## Begin Listed records
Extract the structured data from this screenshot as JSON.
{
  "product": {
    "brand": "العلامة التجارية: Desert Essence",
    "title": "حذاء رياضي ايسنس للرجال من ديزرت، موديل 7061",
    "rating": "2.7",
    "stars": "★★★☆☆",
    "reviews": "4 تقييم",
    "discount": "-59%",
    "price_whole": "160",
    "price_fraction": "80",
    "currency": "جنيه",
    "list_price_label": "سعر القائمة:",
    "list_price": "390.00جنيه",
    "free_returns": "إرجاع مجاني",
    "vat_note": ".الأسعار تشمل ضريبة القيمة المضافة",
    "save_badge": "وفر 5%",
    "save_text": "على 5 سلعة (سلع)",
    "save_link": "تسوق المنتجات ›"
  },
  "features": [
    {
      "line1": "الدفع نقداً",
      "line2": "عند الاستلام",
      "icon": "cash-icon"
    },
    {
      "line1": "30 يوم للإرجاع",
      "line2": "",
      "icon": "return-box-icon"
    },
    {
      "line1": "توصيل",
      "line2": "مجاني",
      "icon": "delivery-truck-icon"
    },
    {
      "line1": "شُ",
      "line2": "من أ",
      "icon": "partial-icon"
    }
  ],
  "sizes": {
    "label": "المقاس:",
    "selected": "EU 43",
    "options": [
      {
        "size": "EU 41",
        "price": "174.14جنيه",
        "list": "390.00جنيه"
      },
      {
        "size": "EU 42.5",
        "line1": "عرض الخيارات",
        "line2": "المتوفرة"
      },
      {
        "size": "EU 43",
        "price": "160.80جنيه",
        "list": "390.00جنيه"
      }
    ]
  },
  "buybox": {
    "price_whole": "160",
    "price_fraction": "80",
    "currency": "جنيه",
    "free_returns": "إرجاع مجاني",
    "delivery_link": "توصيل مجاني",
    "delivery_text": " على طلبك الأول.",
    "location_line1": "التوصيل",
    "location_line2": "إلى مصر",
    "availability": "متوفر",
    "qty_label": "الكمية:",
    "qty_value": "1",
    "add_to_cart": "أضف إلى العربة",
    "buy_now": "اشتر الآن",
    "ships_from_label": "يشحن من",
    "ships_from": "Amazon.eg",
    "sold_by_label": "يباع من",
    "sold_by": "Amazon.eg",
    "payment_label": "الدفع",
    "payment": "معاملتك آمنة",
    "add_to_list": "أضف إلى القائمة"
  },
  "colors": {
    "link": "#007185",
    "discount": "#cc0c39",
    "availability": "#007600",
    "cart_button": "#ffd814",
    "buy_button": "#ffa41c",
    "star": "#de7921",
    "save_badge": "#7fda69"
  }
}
## End Listed records
Problem statement
Return each entry from the material above exactly as it appears.

Expected output
Extract the structured data from this screenshot as JSON.
{
  "product": {
    "brand": "العلامة التجارية: Desert Essence",
    "title": "حذاء رياضي ايسنس للرجال من ديزرت، موديل 7061",
    "rating": "2.7",
    "stars": "★★★☆☆",
    "reviews": "4 تقييم",
    "discount": "-59%",
    "price_whole": "160",
    "price_fraction": "80",
    "currency": "جنيه",
    "list_price_label": "سعر القائمة:",
    "list_price": "390.00جنيه",
    "free_returns": "إرجاع مجاني",
    "vat_note": ".الأسعار تشمل ضريبة القيمة المضافة",
    "save_badge": "وفر 5%",
    "save_text": "على 5 سلعة (سلع)",
    "save_link": "تسوق المنتجات ›"
  },
  "features": [
    {
      "line1": "الدفع نقداً",
      "line2": "عند الاستلام",
      "icon": "cash-icon"
    },
    {
      "line1": "30 يوم للإرجاع",
      "line2": "",
      "icon": "return-box-icon"
    },
    {
      "line1": "توصيل",
      "line2": "مجاني",
      "icon": "delivery-truck-icon"
    },
    {
      "line1": "شُ",
      "line2": "من أ",
      "icon": "partial-icon"
    }
  ],
  "sizes": {
    "label": "المقاس:",
    "selected": "EU 43",
    "options": [
      {
        "size": "EU 41",
        "price": "174.14جنيه",
        "list": "390.00جنيه"
      },
      {
        "size": "EU 42.5",
        "line1": "عرض الخيارات",
        "line2": "المتوفرة"
      },
      {
        "size": "EU 43",
        "price": "160.80جنيه",
        "list": "390.00جنيه"
      }
    ]
  },
  "buybox": {
    "price_whole": "160",
    "price_fraction": "80",
    "currency": "جنيه",
    "free_returns": "إرجاع مجاني",
    "delivery_link": "توصيل مجاني",
    "delivery_text": " على طلبك الأول.",
    "location_line1": "التوصيل",
    "location_line2": "إلى مصر",
    "availability": "متوفر",
    "qty_label": "الكمية:",
    "qty_value": "1",
    "add_to_cart": "أضف إلى العربة",
    "buy_now": "اشتر الآن",
    "ships_from_label": "يشحن من",
    "ships_from": "Amazon.eg",
    "sold_by_label": "يباع من",
    "sold_by": "Amazon.eg",
    "payment_label": "الدفع",
    "payment": "معاملتك آمنة",
    "add_to_list": "أضف إلى القائمة"
  },
  "colors": {
    "link": "#007185",
    "discount": "#cc0c39",
    "availability": "#007600",
    "cart_button": "#ffd814",
    "buy_button": "#ffa41c",
    "star": "#de7921",
    "save_badge": "#7fda69"
  }
}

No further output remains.